**Texte de la page**
Le
30 septembre 2017, le colonel Fedyanin, commandant la 61ème
brigade de fusiliers marins indépendante russe, meurt de ses
blessures à l'hôpital militaire de Moscou. Fedyanin avait été
blessé en Syrie lors d'un bombardement au mortier de l'EI ou en
raison de l'explosion d'un IED le 23 septembre, près de Deir Ezzor.
L'incident avait coûté la vie au général Asapov, qui chapeautait
le
5ème corps de l'armée syrienne. La mort du commandant de la
61ème brigade de fusiliers marins constitue l'occasion de revenir
sur l'engagement de cette formation russe en Syrie. Unité d'élite,
la 61ème brigade est présente dès les premiers mois de
l'intervention de Moscou pour soutenir Bachar el-Assad. Elle a joué
un rôle-clé dans plusieurs offensives majeures du régime syrien.

**Données sources**

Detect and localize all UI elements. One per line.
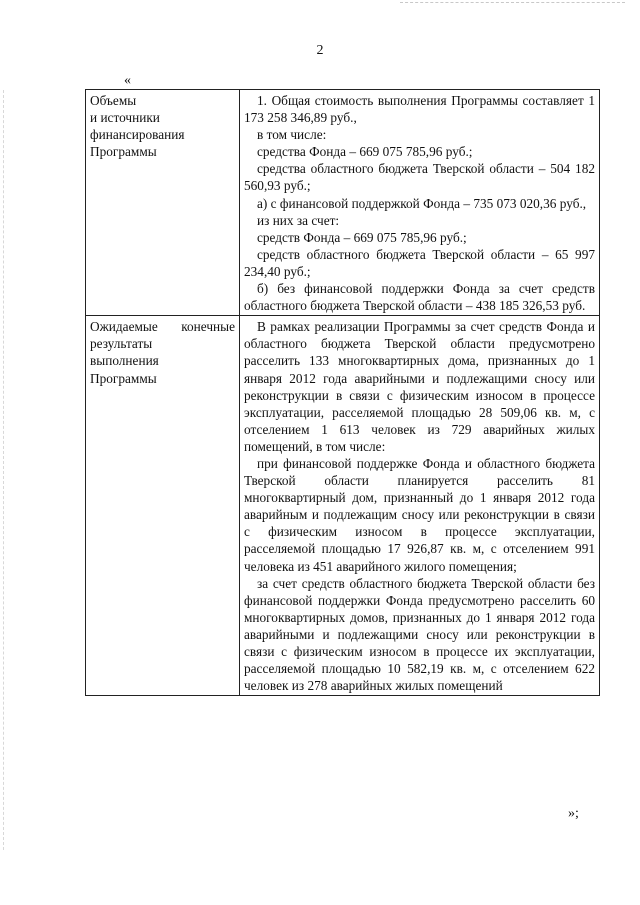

**Travail à faire**
a - Résumez en deux phrases le texte sur la 61ème brigade de fusiliers marins.
b - D'après le texte sur la 61ème brigade de fusiliers marins, quel corps de l'armée syrienne le général Asapov chapeautait-il ?

**Réponses par tâche**
a - Le colonel Fedyanin, commandant de la 61ème brigade de fusiliers marins indépendante russe, est mort le 30 septembre 2017 à l'hôpital militaire de Moscou des blessures reçues en Syrie près de Deir Ezzor, lors d'un incident qui avait aussi coûté la vie au général Asapov. Cette unité d'élite, présente dès les premiers mois de l'intervention de Moscou en soutien à Bachar el-Assad, a joué un rôle-clé dans plusieurs offensives majeures du régime syrien.

b - Le 5ème corps de l'armée syrienne.